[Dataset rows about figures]
start

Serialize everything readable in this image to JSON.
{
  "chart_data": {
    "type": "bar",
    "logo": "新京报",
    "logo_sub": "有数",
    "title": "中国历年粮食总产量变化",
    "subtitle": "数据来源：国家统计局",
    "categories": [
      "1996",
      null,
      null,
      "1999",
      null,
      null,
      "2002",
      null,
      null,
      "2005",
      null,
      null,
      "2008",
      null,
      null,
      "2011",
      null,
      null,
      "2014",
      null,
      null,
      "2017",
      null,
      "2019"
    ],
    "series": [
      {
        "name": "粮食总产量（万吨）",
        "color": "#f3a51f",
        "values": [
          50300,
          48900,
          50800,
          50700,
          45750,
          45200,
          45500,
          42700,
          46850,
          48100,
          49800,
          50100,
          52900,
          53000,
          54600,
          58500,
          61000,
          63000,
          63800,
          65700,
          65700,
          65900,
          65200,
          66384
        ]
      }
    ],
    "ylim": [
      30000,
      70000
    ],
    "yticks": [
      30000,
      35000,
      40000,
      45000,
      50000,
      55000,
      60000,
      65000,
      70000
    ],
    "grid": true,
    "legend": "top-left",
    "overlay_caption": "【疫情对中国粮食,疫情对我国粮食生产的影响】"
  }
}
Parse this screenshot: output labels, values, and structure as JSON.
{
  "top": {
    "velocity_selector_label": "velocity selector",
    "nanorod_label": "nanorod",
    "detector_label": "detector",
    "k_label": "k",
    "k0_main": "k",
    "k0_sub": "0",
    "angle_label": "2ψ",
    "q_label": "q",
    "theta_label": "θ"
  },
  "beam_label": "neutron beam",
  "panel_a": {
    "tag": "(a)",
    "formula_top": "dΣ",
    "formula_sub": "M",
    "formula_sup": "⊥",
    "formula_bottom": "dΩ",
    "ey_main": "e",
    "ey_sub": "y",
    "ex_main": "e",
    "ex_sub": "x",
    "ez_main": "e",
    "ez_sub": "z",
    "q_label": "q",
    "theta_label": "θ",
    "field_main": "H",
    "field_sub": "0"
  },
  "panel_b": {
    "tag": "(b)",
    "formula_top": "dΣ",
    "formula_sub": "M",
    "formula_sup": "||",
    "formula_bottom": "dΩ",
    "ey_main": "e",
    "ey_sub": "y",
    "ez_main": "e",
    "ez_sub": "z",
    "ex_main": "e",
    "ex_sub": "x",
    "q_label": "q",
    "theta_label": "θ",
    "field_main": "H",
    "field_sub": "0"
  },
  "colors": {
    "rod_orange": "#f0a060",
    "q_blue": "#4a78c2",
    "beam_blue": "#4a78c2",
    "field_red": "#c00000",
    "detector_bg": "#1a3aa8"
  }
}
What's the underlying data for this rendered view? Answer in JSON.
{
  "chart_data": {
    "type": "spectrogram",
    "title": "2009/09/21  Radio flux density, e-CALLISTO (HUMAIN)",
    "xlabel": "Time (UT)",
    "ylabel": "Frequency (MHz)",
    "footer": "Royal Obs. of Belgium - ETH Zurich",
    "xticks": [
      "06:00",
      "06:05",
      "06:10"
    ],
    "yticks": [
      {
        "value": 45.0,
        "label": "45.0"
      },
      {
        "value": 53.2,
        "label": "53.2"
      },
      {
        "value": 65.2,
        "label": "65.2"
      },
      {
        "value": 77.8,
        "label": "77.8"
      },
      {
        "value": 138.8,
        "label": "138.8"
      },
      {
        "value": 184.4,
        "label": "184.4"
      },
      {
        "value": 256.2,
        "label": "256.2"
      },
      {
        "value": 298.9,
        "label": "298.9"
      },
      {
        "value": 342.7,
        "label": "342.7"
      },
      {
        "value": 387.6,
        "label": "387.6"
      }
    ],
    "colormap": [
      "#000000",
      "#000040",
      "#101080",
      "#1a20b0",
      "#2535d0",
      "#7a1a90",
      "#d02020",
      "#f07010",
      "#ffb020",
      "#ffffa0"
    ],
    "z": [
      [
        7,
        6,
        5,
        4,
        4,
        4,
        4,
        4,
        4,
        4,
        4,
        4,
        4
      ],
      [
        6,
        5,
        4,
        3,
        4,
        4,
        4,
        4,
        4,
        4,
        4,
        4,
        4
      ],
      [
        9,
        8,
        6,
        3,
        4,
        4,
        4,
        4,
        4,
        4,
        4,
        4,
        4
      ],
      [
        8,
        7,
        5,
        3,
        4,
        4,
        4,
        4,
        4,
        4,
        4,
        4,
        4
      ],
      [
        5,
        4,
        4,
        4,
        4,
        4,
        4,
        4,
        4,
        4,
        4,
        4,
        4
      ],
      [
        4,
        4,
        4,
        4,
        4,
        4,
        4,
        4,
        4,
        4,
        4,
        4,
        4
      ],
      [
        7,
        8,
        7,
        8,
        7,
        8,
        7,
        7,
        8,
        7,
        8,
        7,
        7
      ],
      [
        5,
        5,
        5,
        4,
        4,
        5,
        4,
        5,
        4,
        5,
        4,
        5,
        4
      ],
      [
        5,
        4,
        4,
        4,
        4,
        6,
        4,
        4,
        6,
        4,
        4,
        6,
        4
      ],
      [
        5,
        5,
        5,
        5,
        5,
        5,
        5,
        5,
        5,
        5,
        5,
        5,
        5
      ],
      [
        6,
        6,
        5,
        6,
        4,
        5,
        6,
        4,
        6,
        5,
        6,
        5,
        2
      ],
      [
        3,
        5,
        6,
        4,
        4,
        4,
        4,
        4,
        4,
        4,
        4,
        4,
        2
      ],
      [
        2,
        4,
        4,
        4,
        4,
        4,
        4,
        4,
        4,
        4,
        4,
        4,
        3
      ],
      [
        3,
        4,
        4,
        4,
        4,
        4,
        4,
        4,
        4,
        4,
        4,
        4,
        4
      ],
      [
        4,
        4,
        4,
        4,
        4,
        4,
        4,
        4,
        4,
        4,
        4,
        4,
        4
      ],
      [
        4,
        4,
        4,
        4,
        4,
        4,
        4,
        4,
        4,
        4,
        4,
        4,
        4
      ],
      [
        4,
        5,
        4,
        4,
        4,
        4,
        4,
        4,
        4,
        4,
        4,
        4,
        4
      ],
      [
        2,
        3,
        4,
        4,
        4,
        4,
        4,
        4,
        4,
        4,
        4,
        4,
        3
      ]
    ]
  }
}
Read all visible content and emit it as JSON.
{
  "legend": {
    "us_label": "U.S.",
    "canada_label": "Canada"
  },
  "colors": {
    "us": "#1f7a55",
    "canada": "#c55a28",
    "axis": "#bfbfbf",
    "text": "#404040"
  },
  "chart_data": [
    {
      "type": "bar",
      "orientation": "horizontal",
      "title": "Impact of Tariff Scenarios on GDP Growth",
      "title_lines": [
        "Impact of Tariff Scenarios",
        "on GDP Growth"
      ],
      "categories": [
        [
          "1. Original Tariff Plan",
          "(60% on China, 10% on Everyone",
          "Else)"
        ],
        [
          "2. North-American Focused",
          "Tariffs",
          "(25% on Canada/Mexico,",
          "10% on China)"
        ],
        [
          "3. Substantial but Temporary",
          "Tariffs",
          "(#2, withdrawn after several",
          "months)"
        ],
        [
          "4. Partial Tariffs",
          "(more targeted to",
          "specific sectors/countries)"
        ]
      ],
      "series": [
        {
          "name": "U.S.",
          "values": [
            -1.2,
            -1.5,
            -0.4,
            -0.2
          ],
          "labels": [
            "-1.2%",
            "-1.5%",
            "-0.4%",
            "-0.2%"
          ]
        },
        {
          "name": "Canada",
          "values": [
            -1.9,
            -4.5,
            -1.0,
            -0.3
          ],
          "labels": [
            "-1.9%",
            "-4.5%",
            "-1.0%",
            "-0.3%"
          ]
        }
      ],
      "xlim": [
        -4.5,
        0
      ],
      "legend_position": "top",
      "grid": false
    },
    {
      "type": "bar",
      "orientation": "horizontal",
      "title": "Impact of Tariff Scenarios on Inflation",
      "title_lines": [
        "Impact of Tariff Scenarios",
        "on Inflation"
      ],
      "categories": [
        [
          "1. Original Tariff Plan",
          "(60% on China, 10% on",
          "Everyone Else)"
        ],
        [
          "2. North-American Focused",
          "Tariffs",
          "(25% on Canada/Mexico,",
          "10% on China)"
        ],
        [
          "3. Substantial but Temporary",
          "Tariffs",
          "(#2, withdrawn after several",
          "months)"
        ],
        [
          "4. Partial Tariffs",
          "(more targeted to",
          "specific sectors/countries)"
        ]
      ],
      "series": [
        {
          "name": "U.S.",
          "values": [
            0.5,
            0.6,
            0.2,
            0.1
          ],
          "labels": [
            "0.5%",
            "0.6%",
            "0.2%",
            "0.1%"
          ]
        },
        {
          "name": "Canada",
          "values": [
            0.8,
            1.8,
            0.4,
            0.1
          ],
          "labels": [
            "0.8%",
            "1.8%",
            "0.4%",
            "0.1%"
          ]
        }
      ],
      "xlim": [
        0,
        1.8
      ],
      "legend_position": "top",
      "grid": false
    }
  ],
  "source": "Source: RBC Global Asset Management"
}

end

Take every line from the records above that has the word "China" and copy it.

▶ The completed task:
          "(60% on China, 10% on Everyone",
          "10% on China)"
          "(60% on China, 10% on",
          "10% on China)"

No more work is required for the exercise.